"""

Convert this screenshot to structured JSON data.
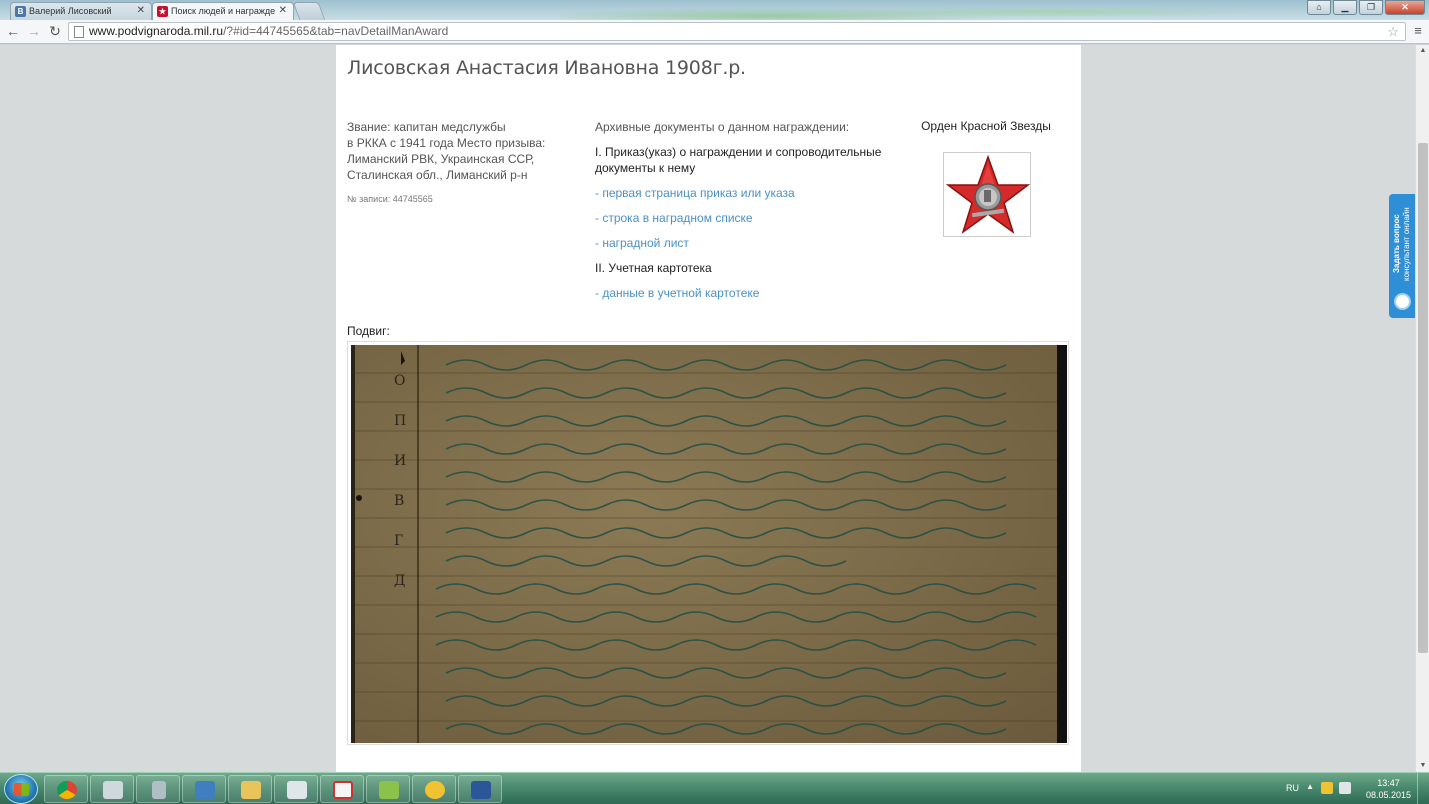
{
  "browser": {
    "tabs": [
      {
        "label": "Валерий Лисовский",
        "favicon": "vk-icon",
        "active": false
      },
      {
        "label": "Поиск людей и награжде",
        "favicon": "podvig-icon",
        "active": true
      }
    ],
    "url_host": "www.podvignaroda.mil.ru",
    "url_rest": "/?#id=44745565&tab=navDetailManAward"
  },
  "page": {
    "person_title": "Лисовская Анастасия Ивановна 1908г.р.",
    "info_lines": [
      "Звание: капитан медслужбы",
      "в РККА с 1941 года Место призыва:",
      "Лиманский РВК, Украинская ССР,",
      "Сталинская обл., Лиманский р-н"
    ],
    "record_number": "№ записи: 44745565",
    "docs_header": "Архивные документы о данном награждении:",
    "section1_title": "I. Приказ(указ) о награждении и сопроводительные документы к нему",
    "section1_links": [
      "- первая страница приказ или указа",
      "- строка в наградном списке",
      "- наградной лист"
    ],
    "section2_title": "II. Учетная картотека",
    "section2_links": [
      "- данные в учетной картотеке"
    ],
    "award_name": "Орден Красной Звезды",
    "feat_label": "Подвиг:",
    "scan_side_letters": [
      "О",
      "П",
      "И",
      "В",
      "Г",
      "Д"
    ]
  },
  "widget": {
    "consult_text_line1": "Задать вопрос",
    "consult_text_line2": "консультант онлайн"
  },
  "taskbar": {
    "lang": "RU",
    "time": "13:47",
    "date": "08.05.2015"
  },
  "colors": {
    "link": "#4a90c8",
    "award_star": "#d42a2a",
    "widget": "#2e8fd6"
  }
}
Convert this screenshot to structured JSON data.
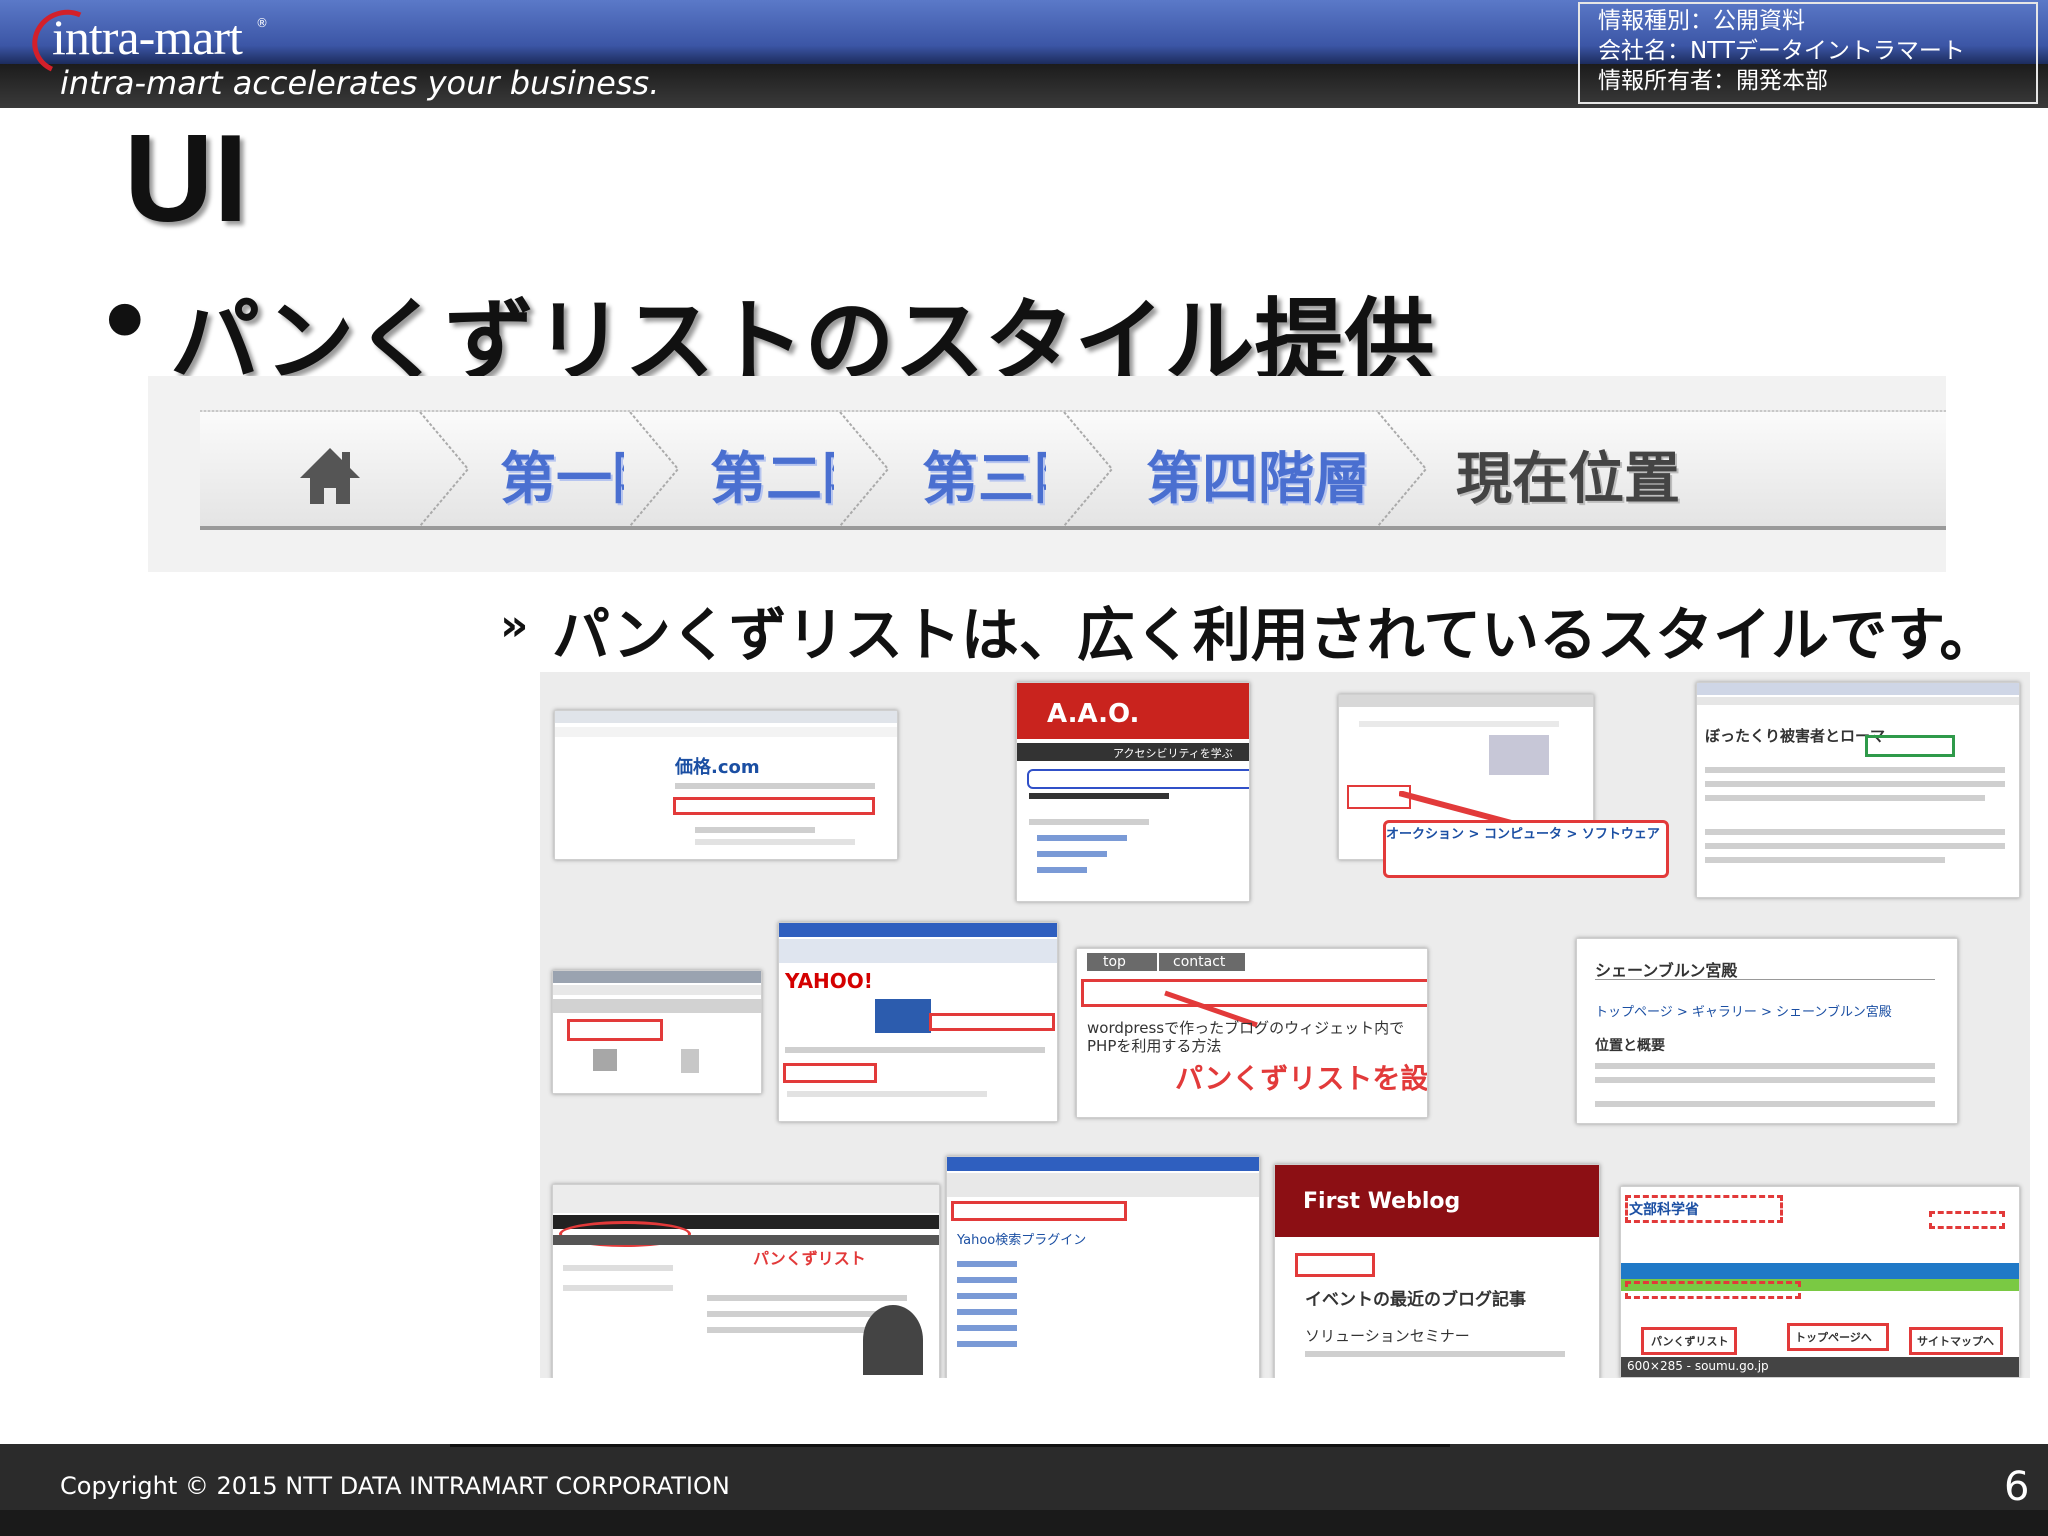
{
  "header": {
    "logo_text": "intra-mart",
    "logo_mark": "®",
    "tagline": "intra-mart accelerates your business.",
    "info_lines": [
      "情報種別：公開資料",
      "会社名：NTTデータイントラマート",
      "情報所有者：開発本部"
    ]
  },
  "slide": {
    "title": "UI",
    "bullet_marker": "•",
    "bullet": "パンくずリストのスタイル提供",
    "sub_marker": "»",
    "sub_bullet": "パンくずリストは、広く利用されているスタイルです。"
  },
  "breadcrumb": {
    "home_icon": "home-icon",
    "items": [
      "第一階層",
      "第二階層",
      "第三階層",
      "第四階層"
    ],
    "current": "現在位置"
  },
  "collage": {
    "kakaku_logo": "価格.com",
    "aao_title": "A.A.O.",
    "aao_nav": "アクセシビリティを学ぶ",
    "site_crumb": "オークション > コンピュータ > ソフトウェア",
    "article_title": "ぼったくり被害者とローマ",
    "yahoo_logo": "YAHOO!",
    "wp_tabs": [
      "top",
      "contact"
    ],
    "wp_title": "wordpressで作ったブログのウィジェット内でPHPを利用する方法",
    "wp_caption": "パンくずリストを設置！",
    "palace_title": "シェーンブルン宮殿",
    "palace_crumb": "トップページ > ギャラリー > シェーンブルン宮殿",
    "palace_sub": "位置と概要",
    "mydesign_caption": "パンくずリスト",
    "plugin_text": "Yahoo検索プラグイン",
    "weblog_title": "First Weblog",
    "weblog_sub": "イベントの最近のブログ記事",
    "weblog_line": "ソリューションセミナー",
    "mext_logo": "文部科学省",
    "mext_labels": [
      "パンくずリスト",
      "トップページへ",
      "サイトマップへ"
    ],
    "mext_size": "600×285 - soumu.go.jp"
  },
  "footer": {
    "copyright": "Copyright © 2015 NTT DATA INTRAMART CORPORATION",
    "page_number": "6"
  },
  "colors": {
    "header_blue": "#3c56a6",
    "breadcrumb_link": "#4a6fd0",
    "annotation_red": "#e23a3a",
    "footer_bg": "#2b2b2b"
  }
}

"""

### EXERCISE
Print all entries exactly. The images do not belong in the copy.

### CORRECT RESULT
Convert this screenshot to structured JSON data.
{
  "browser": {
    "tabs": [
      {
        "label": "Валерий Лисовский",
        "favicon": "vk-icon",
        "active": false
      },
      {
        "label": "Поиск людей и награжде",
        "favicon": "podvig-icon",
        "active": true
      }
    ],
    "url_host": "www.podvignaroda.mil.ru",
    "url_rest": "/?#id=44745565&tab=navDetailManAward"
  },
  "page": {
    "person_title": "Лисовская Анастасия Ивановна 1908г.р.",
    "info_lines": [
      "Звание: капитан медслужбы",
      "в РККА с 1941 года Место призыва:",
      "Лиманский РВК, Украинская ССР,",
      "Сталинская обл., Лиманский р-н"
    ],
    "record_number": "№ записи: 44745565",
    "docs_header": "Архивные документы о данном награждении:",
    "section1_title": "I. Приказ(указ) о награждении и сопроводительные документы к нему",
    "section1_links": [
      "- первая страница приказ или указа",
      "- строка в наградном списке",
      "- наградной лист"
    ],
    "section2_title": "II. Учетная картотека",
    "section2_links": [
      "- данные в учетной картотеке"
    ],
    "award_name": "Орден Красной Звезды",
    "feat_label": "Подвиг:",
    "scan_side_letters": [
      "О",
      "П",
      "И",
      "В",
      "Г",
      "Д"
    ]
  },
  "widget": {
    "consult_text_line1": "Задать вопрос",
    "consult_text_line2": "консультант онлайн"
  },
  "taskbar": {
    "lang": "RU",
    "time": "13:47",
    "date": "08.05.2015"
  },
  "colors": {
    "link": "#4a90c8",
    "award_star": "#d42a2a",
    "widget": "#2e8fd6"
  }
}
Convert this screenshot to structured JSON data.
{
  "header": {
    "logo_text": "intra-mart",
    "logo_mark": "®",
    "tagline": "intra-mart accelerates your business.",
    "info_lines": [
      "情報種別：公開資料",
      "会社名：NTTデータイントラマート",
      "情報所有者：開発本部"
    ]
  },
  "slide": {
    "title": "UI",
    "bullet_marker": "•",
    "bullet": "パンくずリストのスタイル提供",
    "sub_marker": "»",
    "sub_bullet": "パンくずリストは、広く利用されているスタイルです。"
  },
  "breadcrumb": {
    "home_icon": "home-icon",
    "items": [
      "第一階層",
      "第二階層",
      "第三階層",
      "第四階層"
    ],
    "current": "現在位置"
  },
  "collage": {
    "kakaku_logo": "価格.com",
    "aao_title": "A.A.O.",
    "aao_nav": "アクセシビリティを学ぶ",
    "site_crumb": "オークション > コンピュータ > ソフトウェア",
    "article_title": "ぼったくり被害者とローマ",
    "yahoo_logo": "YAHOO!",
    "wp_tabs": [
      "top",
      "contact"
    ],
    "wp_title": "wordpressで作ったブログのウィジェット内でPHPを利用する方法",
    "wp_caption": "パンくずリストを設置！",
    "palace_title": "シェーンブルン宮殿",
    "palace_crumb": "トップページ > ギャラリー > シェーンブルン宮殿",
    "palace_sub": "位置と概要",
    "mydesign_caption": "パンくずリスト",
    "plugin_text": "Yahoo検索プラグイン",
    "weblog_title": "First Weblog",
    "weblog_sub": "イベントの最近のブログ記事",
    "weblog_line": "ソリューションセミナー",
    "mext_logo": "文部科学省",
    "mext_labels": [
      "パンくずリスト",
      "トップページへ",
      "サイトマップへ"
    ],
    "mext_size": "600×285 - soumu.go.jp"
  },
  "footer": {
    "copyright": "Copyright © 2015 NTT DATA INTRAMART CORPORATION",
    "page_number": "6"
  },
  "colors": {
    "header_blue": "#3c56a6",
    "breadcrumb_link": "#4a6fd0",
    "annotation_red": "#e23a3a",
    "footer_bg": "#2b2b2b"
  }
}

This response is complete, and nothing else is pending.